* **PROBLEM TO SOLVE**:
Among the records below, find each line that includes the string "Martin" and copy it.

Start of RECORDS SHOWN

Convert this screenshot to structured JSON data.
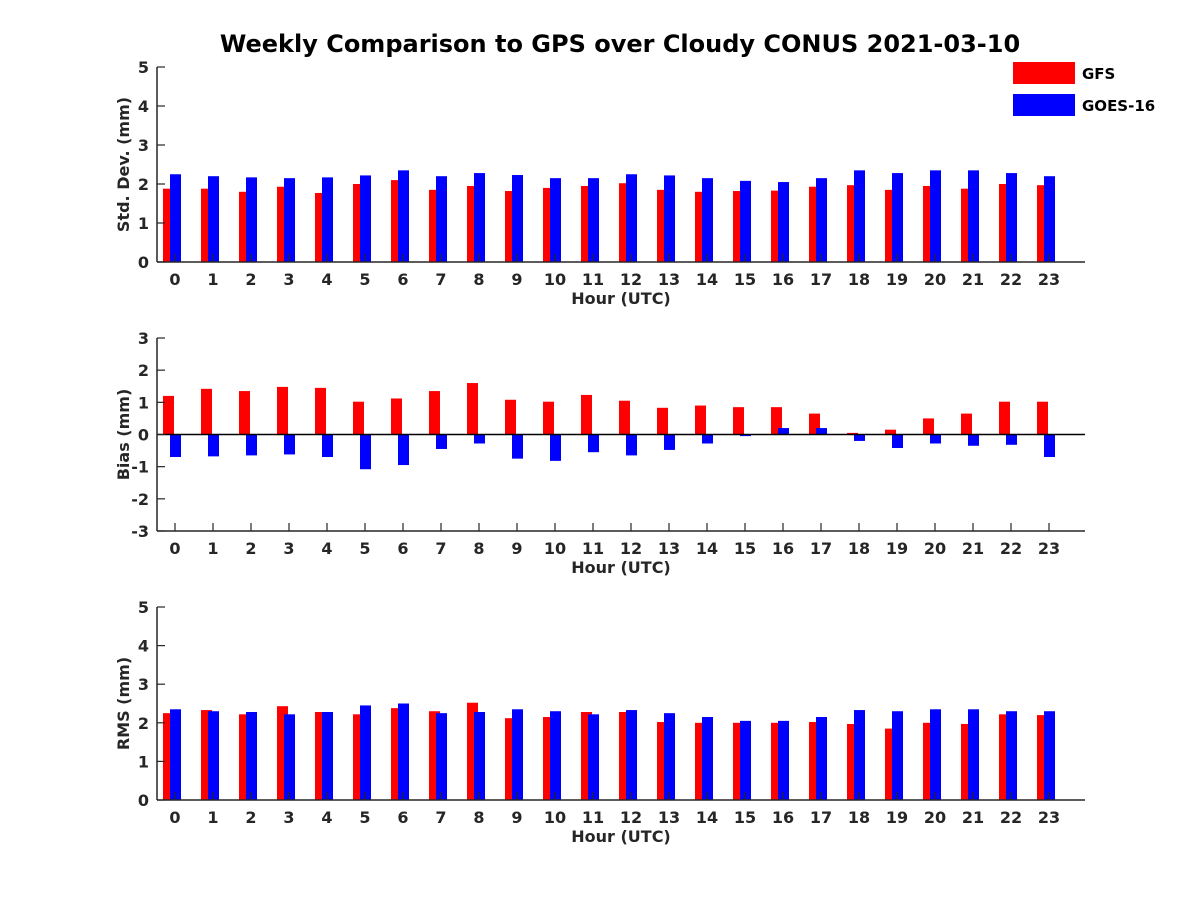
{
  "title": "Weekly Comparison to GPS over Cloudy CONUS 2021-03-10",
  "colors": {
    "GFS": "#ff0000",
    "GOES-16": "#0000ff",
    "axis": "#262626"
  },
  "legend": {
    "placement": "top-right",
    "entries": [
      "GFS",
      "GOES-16"
    ]
  },
  "chart_data": [
    {
      "type": "bar",
      "xlabel": "Hour (UTC)",
      "ylabel": "Std. Dev. (mm)",
      "ylim": [
        0,
        5
      ],
      "yticks": [
        0,
        1,
        2,
        3,
        4,
        5
      ],
      "categories": [
        "0",
        "1",
        "2",
        "3",
        "4",
        "5",
        "6",
        "7",
        "8",
        "9",
        "10",
        "11",
        "12",
        "13",
        "14",
        "15",
        "16",
        "17",
        "18",
        "19",
        "20",
        "21",
        "22",
        "23"
      ],
      "series": [
        {
          "name": "GFS",
          "values": [
            1.88,
            1.88,
            1.8,
            1.93,
            1.77,
            2.0,
            2.1,
            1.85,
            1.95,
            1.82,
            1.9,
            1.95,
            2.02,
            1.85,
            1.8,
            1.82,
            1.83,
            1.93,
            1.97,
            1.85,
            1.95,
            1.88,
            2.0,
            1.97
          ]
        },
        {
          "name": "GOES-16",
          "values": [
            2.25,
            2.2,
            2.17,
            2.15,
            2.17,
            2.22,
            2.35,
            2.2,
            2.28,
            2.23,
            2.15,
            2.15,
            2.25,
            2.22,
            2.15,
            2.08,
            2.05,
            2.15,
            2.35,
            2.28,
            2.35,
            2.35,
            2.28,
            2.2
          ]
        }
      ]
    },
    {
      "type": "bar",
      "xlabel": "Hour (UTC)",
      "ylabel": "Bias (mm)",
      "ylim": [
        -3,
        3
      ],
      "yticks": [
        -3,
        -2,
        -1,
        0,
        1,
        2,
        3
      ],
      "categories": [
        "0",
        "1",
        "2",
        "3",
        "4",
        "5",
        "6",
        "7",
        "8",
        "9",
        "10",
        "11",
        "12",
        "13",
        "14",
        "15",
        "16",
        "17",
        "18",
        "19",
        "20",
        "21",
        "22",
        "23"
      ],
      "series": [
        {
          "name": "GFS",
          "values": [
            1.2,
            1.42,
            1.35,
            1.48,
            1.45,
            1.02,
            1.12,
            1.35,
            1.6,
            1.08,
            1.02,
            1.23,
            1.05,
            0.83,
            0.9,
            0.85,
            0.85,
            0.65,
            0.05,
            0.15,
            0.5,
            0.65,
            1.02,
            1.02
          ]
        },
        {
          "name": "GOES-16",
          "values": [
            -0.7,
            -0.68,
            -0.65,
            -0.62,
            -0.7,
            -1.08,
            -0.95,
            -0.45,
            -0.28,
            -0.75,
            -0.82,
            -0.55,
            -0.65,
            -0.48,
            -0.28,
            -0.05,
            0.2,
            0.2,
            -0.2,
            -0.42,
            -0.28,
            -0.35,
            -0.32,
            -0.7
          ]
        }
      ]
    },
    {
      "type": "bar",
      "xlabel": "Hour (UTC)",
      "ylabel": "RMS (mm)",
      "ylim": [
        0,
        5
      ],
      "yticks": [
        0,
        1,
        2,
        3,
        4,
        5
      ],
      "categories": [
        "0",
        "1",
        "2",
        "3",
        "4",
        "5",
        "6",
        "7",
        "8",
        "9",
        "10",
        "11",
        "12",
        "13",
        "14",
        "15",
        "16",
        "17",
        "18",
        "19",
        "20",
        "21",
        "22",
        "23"
      ],
      "series": [
        {
          "name": "GFS",
          "values": [
            2.25,
            2.33,
            2.22,
            2.43,
            2.28,
            2.22,
            2.38,
            2.3,
            2.52,
            2.12,
            2.15,
            2.28,
            2.28,
            2.02,
            2.0,
            2.0,
            2.0,
            2.02,
            1.97,
            1.85,
            2.0,
            1.97,
            2.22,
            2.2
          ]
        },
        {
          "name": "GOES-16",
          "values": [
            2.35,
            2.3,
            2.28,
            2.22,
            2.28,
            2.45,
            2.5,
            2.25,
            2.28,
            2.35,
            2.3,
            2.22,
            2.33,
            2.25,
            2.15,
            2.05,
            2.05,
            2.15,
            2.33,
            2.3,
            2.35,
            2.35,
            2.3,
            2.3
          ]
        }
      ]
    }
  ]
}
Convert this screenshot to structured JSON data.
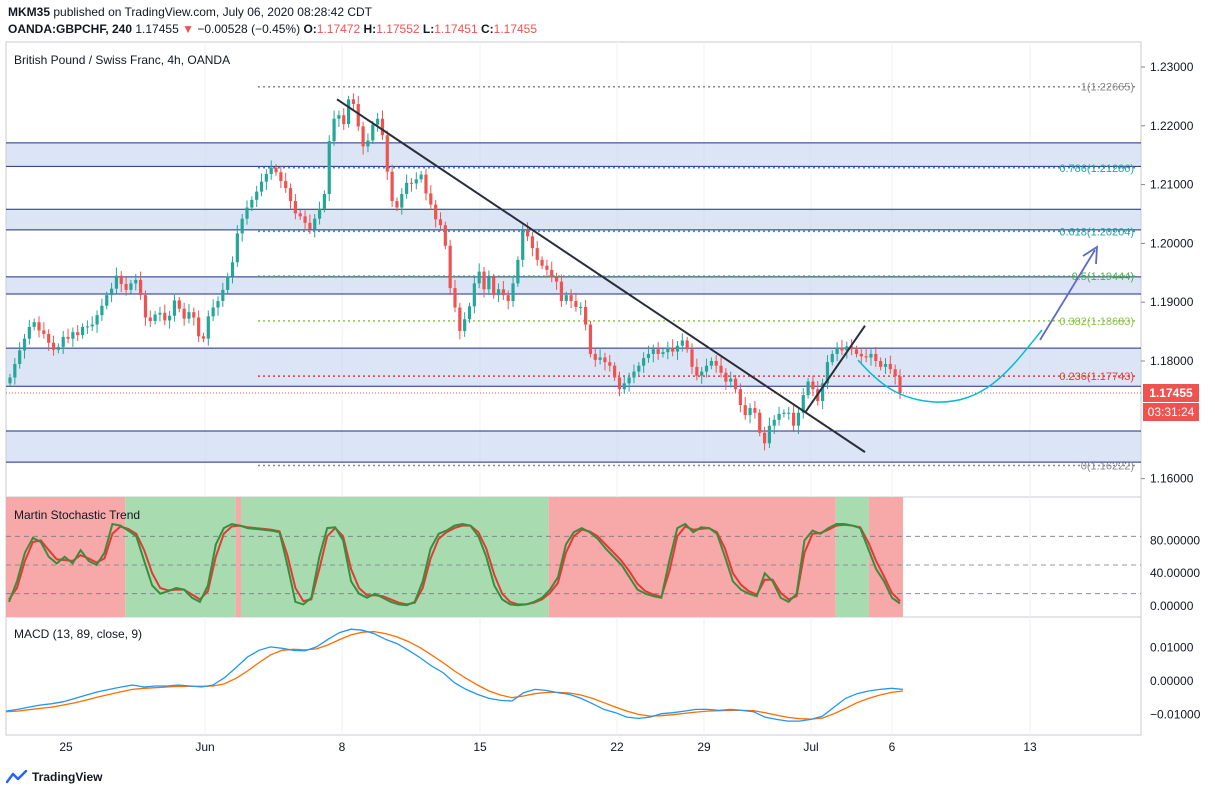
{
  "header": {
    "line1_user": "MKM35",
    "line1_rest": "published on TradingView.com, July 06, 2020 08:28:42 CDT",
    "symbol": "OANDA:GBPCHF, 240",
    "last": "1.17455",
    "arrow": "▼",
    "change": "−0.00528 (−0.45%)",
    "o_label": "O:",
    "o": "1.17472",
    "h_label": "H:",
    "h": "1.17552",
    "l_label": "L:",
    "l": "1.17451",
    "c_label": "C:",
    "c": "1.17455"
  },
  "main_title": "British Pound / Swiss Franc, 4h, OANDA",
  "price_badge": "1.17455",
  "timer_badge": "03:31:24",
  "stoch_title": "Martin Stochastic Trend",
  "macd_title": "MACD (13, 89, close, 9)",
  "footer": {
    "brand": "TradingView"
  },
  "colors": {
    "up": "#26a69a",
    "down": "#ef5350",
    "zone_fill": "#c5d3ee",
    "zone_line": "#1c2d8c",
    "stoch_green": "#a8dcb0",
    "stoch_red": "#f7a9a9",
    "macd": "#2196f3",
    "signal": "#ff6d00"
  },
  "chart_data": [
    {
      "type": "candlestick",
      "title": "British Pound / Swiss Franc, 4h, OANDA",
      "x_ticks": [
        "25",
        "Jun",
        "8",
        "15",
        "22",
        "29",
        "Jul",
        "6",
        "13"
      ],
      "x_tick_extra": "25",
      "y_ticks": [
        "1.23000",
        "1.22000",
        "1.21000",
        "1.20000",
        "1.19000",
        "1.18000",
        "1.16000"
      ],
      "ylim": [
        1.1595,
        1.2325
      ],
      "fib_levels": [
        {
          "label": "1(1.22665)",
          "value": 1.22665,
          "color": "#888888"
        },
        {
          "label": "0.786(1.21286)",
          "value": 1.21286,
          "color": "#26a69a"
        },
        {
          "label": "0.618(1.20204)",
          "value": 1.20204,
          "color": "#26a69a"
        },
        {
          "label": "0.5(1.19444)",
          "value": 1.19444,
          "color": "#4caf50"
        },
        {
          "label": "0.382(1.18683)",
          "value": 1.18683,
          "color": "#8bc34a"
        },
        {
          "label": "0.236(1.17743)",
          "value": 1.17743,
          "color": "#e53935"
        },
        {
          "label": "0(1.16222)",
          "value": 1.16222,
          "color": "#888888"
        }
      ],
      "zones": [
        [
          1.2131,
          1.2171
        ],
        [
          1.2023,
          1.2058
        ],
        [
          1.1914,
          1.1943
        ],
        [
          1.1757,
          1.1822
        ],
        [
          1.1628,
          1.1681
        ]
      ],
      "closes": [
        1.1772,
        1.1795,
        1.1818,
        1.1838,
        1.1858,
        1.1866,
        1.1852,
        1.1846,
        1.1831,
        1.1819,
        1.1824,
        1.1841,
        1.1838,
        1.1849,
        1.1844,
        1.1858,
        1.1859,
        1.1862,
        1.1878,
        1.1894,
        1.1912,
        1.1923,
        1.1945,
        1.1931,
        1.1921,
        1.1932,
        1.1938,
        1.1912,
        1.1874,
        1.1868,
        1.1879,
        1.1882,
        1.1869,
        1.1877,
        1.1903,
        1.1889,
        1.1872,
        1.1883,
        1.1874,
        1.1842,
        1.1838,
        1.1876,
        1.1891,
        1.1902,
        1.1921,
        1.1944,
        1.1968,
        1.2017,
        1.2042,
        1.2061,
        1.2074,
        1.2088,
        1.2105,
        1.2118,
        1.2129,
        1.2121,
        1.2106,
        1.2094,
        1.2072,
        1.2051,
        1.2046,
        1.2035,
        1.2024,
        1.2042,
        1.2059,
        1.2084,
        1.2174,
        1.2212,
        1.2218,
        1.2203,
        1.2245,
        1.2237,
        1.2199,
        1.2165,
        1.2175,
        1.2202,
        1.2212,
        1.2184,
        1.2122,
        1.2072,
        1.2061,
        1.2084,
        1.2103,
        1.2102,
        1.2109,
        1.2117,
        1.2085,
        1.2066,
        1.2041,
        1.2031,
        1.1996,
        1.1924,
        1.1891,
        1.1851,
        1.1871,
        1.1893,
        1.1932,
        1.1952,
        1.1922,
        1.1942,
        1.1912,
        1.1922,
        1.1912,
        1.1902,
        1.1932,
        1.1972,
        1.2022,
        1.2012,
        1.1992,
        1.1972,
        1.1962,
        1.1955,
        1.1942,
        1.1935,
        1.1902,
        1.1912,
        1.1902,
        1.1892,
        1.1892,
        1.1862,
        1.1812,
        1.1802,
        1.1806,
        1.1798,
        1.1792,
        1.1772,
        1.1752,
        1.1762,
        1.1772,
        1.1782,
        1.1792,
        1.1805,
        1.1812,
        1.182,
        1.1812,
        1.1815,
        1.1823,
        1.1816,
        1.1826,
        1.1835,
        1.182,
        1.179,
        1.1775,
        1.1782,
        1.1792,
        1.18,
        1.1792,
        1.178,
        1.1765,
        1.177,
        1.1752,
        1.1725,
        1.1708,
        1.172,
        1.1712,
        1.1678,
        1.166,
        1.169,
        1.17,
        1.171,
        1.1712,
        1.1712,
        1.169,
        1.1712,
        1.1742,
        1.1765,
        1.1752,
        1.1732,
        1.1762,
        1.1798,
        1.1812,
        1.1822,
        1.1818,
        1.1825,
        1.182,
        1.1812,
        1.1808,
        1.1806,
        1.1812,
        1.18,
        1.179,
        1.1795,
        1.1786,
        1.1774,
        1.17455
      ],
      "trendline_down": [
        [
          1.2245,
          0.048
        ],
        [
          1.1645,
          0.7
        ]
      ],
      "trendline_up": [
        [
          1.1712,
          0.66
        ],
        [
          1.186,
          0.707
        ]
      ]
    },
    {
      "type": "area",
      "title": "Martin Stochastic Trend",
      "y_ticks": [
        "80.00000",
        "40.00000",
        "0.00000"
      ],
      "ylim": [
        -5,
        105
      ],
      "levels": [
        85,
        50,
        15
      ],
      "k": [
        5,
        30,
        65,
        83,
        78,
        60,
        52,
        60,
        52,
        68,
        55,
        50,
        65,
        100,
        98,
        92,
        85,
        55,
        25,
        15,
        18,
        22,
        20,
        10,
        5,
        25,
        75,
        95,
        100,
        98,
        95,
        94,
        93,
        92,
        90,
        50,
        5,
        2,
        10,
        60,
        95,
        96,
        80,
        30,
        15,
        10,
        15,
        10,
        5,
        2,
        1,
        5,
        30,
        70,
        88,
        92,
        98,
        100,
        98,
        85,
        60,
        25,
        8,
        2,
        1,
        2,
        5,
        10,
        20,
        35,
        75,
        90,
        95,
        90,
        82,
        70,
        60,
        50,
        35,
        20,
        15,
        12,
        10,
        55,
        95,
        100,
        90,
        96,
        95,
        88,
        60,
        30,
        20,
        15,
        12,
        40,
        30,
        10,
        5,
        15,
        80,
        92,
        88,
        95,
        100,
        100,
        98,
        95,
        70,
        45,
        30,
        10,
        3
      ],
      "d": [
        8,
        22,
        55,
        78,
        80,
        68,
        57,
        56,
        55,
        62,
        58,
        53,
        58,
        88,
        97,
        94,
        88,
        68,
        40,
        22,
        19,
        20,
        20,
        14,
        8,
        18,
        60,
        88,
        97,
        98,
        96,
        95,
        94,
        93,
        91,
        62,
        22,
        6,
        8,
        45,
        85,
        95,
        85,
        45,
        22,
        13,
        13,
        12,
        8,
        4,
        2,
        4,
        22,
        58,
        82,
        90,
        95,
        98,
        98,
        90,
        70,
        38,
        15,
        5,
        2,
        2,
        4,
        8,
        16,
        28,
        65,
        85,
        93,
        91,
        85,
        75,
        65,
        55,
        42,
        27,
        18,
        14,
        11,
        42,
        85,
        97,
        93,
        94,
        95,
        90,
        70,
        40,
        26,
        18,
        14,
        32,
        32,
        16,
        8,
        12,
        65,
        88,
        89,
        93,
        98,
        99,
        98,
        96,
        78,
        55,
        36,
        16,
        6
      ],
      "band_segments": [
        [
          "red",
          0,
          0.133
        ],
        [
          "green",
          0.133,
          0.256
        ],
        [
          "red",
          0.256,
          0.262
        ],
        [
          "green",
          0.262,
          0.605
        ],
        [
          "red",
          0.605,
          0.925
        ],
        [
          "green",
          0.925,
          0.962
        ],
        [
          "red",
          0.962,
          1
        ]
      ]
    },
    {
      "type": "line",
      "title": "MACD (13, 89, close, 9)",
      "y_ticks": [
        "0.01000",
        "0.00000",
        "−0.01000"
      ],
      "ylim": [
        -0.0147,
        0.0157
      ],
      "macd": [
        -0.009,
        -0.0085,
        -0.0078,
        -0.0072,
        -0.0068,
        -0.0062,
        -0.0052,
        -0.0042,
        -0.0032,
        -0.0025,
        -0.0018,
        -0.0012,
        -0.0018,
        -0.0015,
        -0.0015,
        -0.0012,
        -0.0015,
        -0.0018,
        -0.0012,
        0.001,
        0.004,
        0.0072,
        0.0092,
        0.0102,
        0.0098,
        0.0092,
        0.009,
        0.0102,
        0.0125,
        0.0145,
        0.0155,
        0.0152,
        0.0142,
        0.0125,
        0.0112,
        0.0092,
        0.007,
        0.0045,
        0.0025,
        -0.0005,
        -0.0025,
        -0.004,
        -0.0052,
        -0.0058,
        -0.006,
        -0.0035,
        -0.0025,
        -0.0028,
        -0.0035,
        -0.004,
        -0.0052,
        -0.0068,
        -0.0085,
        -0.0095,
        -0.0108,
        -0.0112,
        -0.0108,
        -0.0098,
        -0.0095,
        -0.009,
        -0.0085,
        -0.0085,
        -0.0088,
        -0.0085,
        -0.0088,
        -0.0092,
        -0.0108,
        -0.0115,
        -0.012,
        -0.012,
        -0.0115,
        -0.0105,
        -0.0078,
        -0.0052,
        -0.0038,
        -0.003,
        -0.0025,
        -0.0022,
        -0.0025
      ],
      "signal": [
        -0.0092,
        -0.009,
        -0.0086,
        -0.0082,
        -0.0078,
        -0.0072,
        -0.0065,
        -0.0057,
        -0.0048,
        -0.004,
        -0.0032,
        -0.0025,
        -0.0022,
        -0.002,
        -0.0018,
        -0.0016,
        -0.0016,
        -0.0016,
        -0.0015,
        -0.0008,
        0.0008,
        0.003,
        0.0055,
        0.0078,
        0.0092,
        0.0095,
        0.0093,
        0.0096,
        0.0108,
        0.0124,
        0.0138,
        0.0146,
        0.0148,
        0.0142,
        0.0132,
        0.0118,
        0.01,
        0.0078,
        0.0055,
        0.003,
        0.0008,
        -0.0012,
        -0.003,
        -0.0042,
        -0.005,
        -0.0045,
        -0.0038,
        -0.0034,
        -0.0034,
        -0.0036,
        -0.0042,
        -0.0052,
        -0.0065,
        -0.0078,
        -0.009,
        -0.01,
        -0.0105,
        -0.0104,
        -0.0101,
        -0.0097,
        -0.0093,
        -0.009,
        -0.0089,
        -0.0088,
        -0.0088,
        -0.0089,
        -0.0095,
        -0.0102,
        -0.0109,
        -0.0113,
        -0.0114,
        -0.0111,
        -0.0098,
        -0.0082,
        -0.0065,
        -0.0052,
        -0.0042,
        -0.0034,
        -0.003
      ]
    }
  ]
}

End of RECORDS SHOWN

* **TASK ANSWER**:
  "stoch_title": "Martin Stochastic Trend",
      "title": "Martin Stochastic Trend",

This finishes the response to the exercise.